- **TO DO**:
Copy out every line exactly, passing over the pictures.

Records
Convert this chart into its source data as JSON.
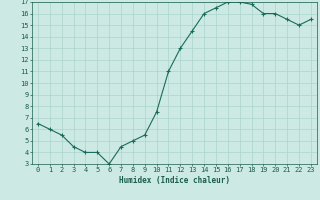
{
  "x": [
    0,
    1,
    2,
    3,
    4,
    5,
    6,
    7,
    8,
    9,
    10,
    11,
    12,
    13,
    14,
    15,
    16,
    17,
    18,
    19,
    20,
    21,
    22,
    23
  ],
  "y": [
    6.5,
    6.0,
    5.5,
    4.5,
    4.0,
    4.0,
    3.0,
    4.5,
    5.0,
    5.5,
    7.5,
    11.0,
    13.0,
    14.5,
    16.0,
    16.5,
    17.0,
    17.0,
    16.8,
    16.0,
    16.0,
    15.5,
    15.0,
    15.5
  ],
  "xlabel": "Humidex (Indice chaleur)",
  "xlim": [
    -0.5,
    23.5
  ],
  "ylim": [
    3,
    17
  ],
  "yticks": [
    3,
    4,
    5,
    6,
    7,
    8,
    9,
    10,
    11,
    12,
    13,
    14,
    15,
    16,
    17
  ],
  "xticks": [
    0,
    1,
    2,
    3,
    4,
    5,
    6,
    7,
    8,
    9,
    10,
    11,
    12,
    13,
    14,
    15,
    16,
    17,
    18,
    19,
    20,
    21,
    22,
    23
  ],
  "line_color": "#1a6b5a",
  "marker": "+",
  "bg_color": "#cceae3",
  "grid_color": "#aad4cc",
  "label_color": "#1a5c4a"
}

- **ANSWER TO THE PROBLEM**:
Convert this chart into its source data as JSON.
{
  "x": [
    0,
    1,
    2,
    3,
    4,
    5,
    6,
    7,
    8,
    9,
    10,
    11,
    12,
    13,
    14,
    15,
    16,
    17,
    18,
    19,
    20,
    21,
    22,
    23
  ],
  "y": [
    6.5,
    6.0,
    5.5,
    4.5,
    4.0,
    4.0,
    3.0,
    4.5,
    5.0,
    5.5,
    7.5,
    11.0,
    13.0,
    14.5,
    16.0,
    16.5,
    17.0,
    17.0,
    16.8,
    16.0,
    16.0,
    15.5,
    15.0,
    15.5
  ],
  "xlabel": "Humidex (Indice chaleur)",
  "xlim": [
    -0.5,
    23.5
  ],
  "ylim": [
    3,
    17
  ],
  "yticks": [
    3,
    4,
    5,
    6,
    7,
    8,
    9,
    10,
    11,
    12,
    13,
    14,
    15,
    16,
    17
  ],
  "xticks": [
    0,
    1,
    2,
    3,
    4,
    5,
    6,
    7,
    8,
    9,
    10,
    11,
    12,
    13,
    14,
    15,
    16,
    17,
    18,
    19,
    20,
    21,
    22,
    23
  ],
  "line_color": "#1a6b5a",
  "marker": "+",
  "bg_color": "#cceae3",
  "grid_color": "#aad4cc",
  "label_color": "#1a5c4a"
}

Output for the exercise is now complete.